[Collected data]
↓
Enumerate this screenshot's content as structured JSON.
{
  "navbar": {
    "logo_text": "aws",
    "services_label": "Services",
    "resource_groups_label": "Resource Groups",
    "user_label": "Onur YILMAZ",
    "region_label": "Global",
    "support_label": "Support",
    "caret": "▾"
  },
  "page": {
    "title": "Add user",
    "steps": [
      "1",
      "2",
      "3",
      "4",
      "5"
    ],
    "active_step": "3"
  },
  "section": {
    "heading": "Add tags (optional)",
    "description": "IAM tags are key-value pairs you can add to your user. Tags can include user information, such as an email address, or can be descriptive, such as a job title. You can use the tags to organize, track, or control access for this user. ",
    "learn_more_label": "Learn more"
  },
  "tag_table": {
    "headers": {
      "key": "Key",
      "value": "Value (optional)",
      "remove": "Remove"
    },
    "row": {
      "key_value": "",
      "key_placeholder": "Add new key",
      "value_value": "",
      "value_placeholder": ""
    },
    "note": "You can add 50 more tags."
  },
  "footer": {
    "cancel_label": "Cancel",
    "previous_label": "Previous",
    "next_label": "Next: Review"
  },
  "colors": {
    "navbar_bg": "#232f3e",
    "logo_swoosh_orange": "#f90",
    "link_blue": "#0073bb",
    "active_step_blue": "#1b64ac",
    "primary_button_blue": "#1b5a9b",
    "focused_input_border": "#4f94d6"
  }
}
↑
• _Required work_
Print the material above once more, exactly.

• _Final result_
Enumerate this screenshot's content as structured JSON.
{
  "navbar": {
    "logo_text": "aws",
    "services_label": "Services",
    "resource_groups_label": "Resource Groups",
    "user_label": "Onur YILMAZ",
    "region_label": "Global",
    "support_label": "Support",
    "caret": "▾"
  },
  "page": {
    "title": "Add user",
    "steps": [
      "1",
      "2",
      "3",
      "4",
      "5"
    ],
    "active_step": "3"
  },
  "section": {
    "heading": "Add tags (optional)",
    "description": "IAM tags are key-value pairs you can add to your user. Tags can include user information, such as an email address, or can be descriptive, such as a job title. You can use the tags to organize, track, or control access for this user. ",
    "learn_more_label": "Learn more"
  },
  "tag_table": {
    "headers": {
      "key": "Key",
      "value": "Value (optional)",
      "remove": "Remove"
    },
    "row": {
      "key_value": "",
      "key_placeholder": "Add new key",
      "value_value": "",
      "value_placeholder": ""
    },
    "note": "You can add 50 more tags."
  },
  "footer": {
    "cancel_label": "Cancel",
    "previous_label": "Previous",
    "next_label": "Next: Review"
  },
  "colors": {
    "navbar_bg": "#232f3e",
    "logo_swoosh_orange": "#f90",
    "link_blue": "#0073bb",
    "active_step_blue": "#1b64ac",
    "primary_button_blue": "#1b5a9b",
    "focused_input_border": "#4f94d6"
  }
}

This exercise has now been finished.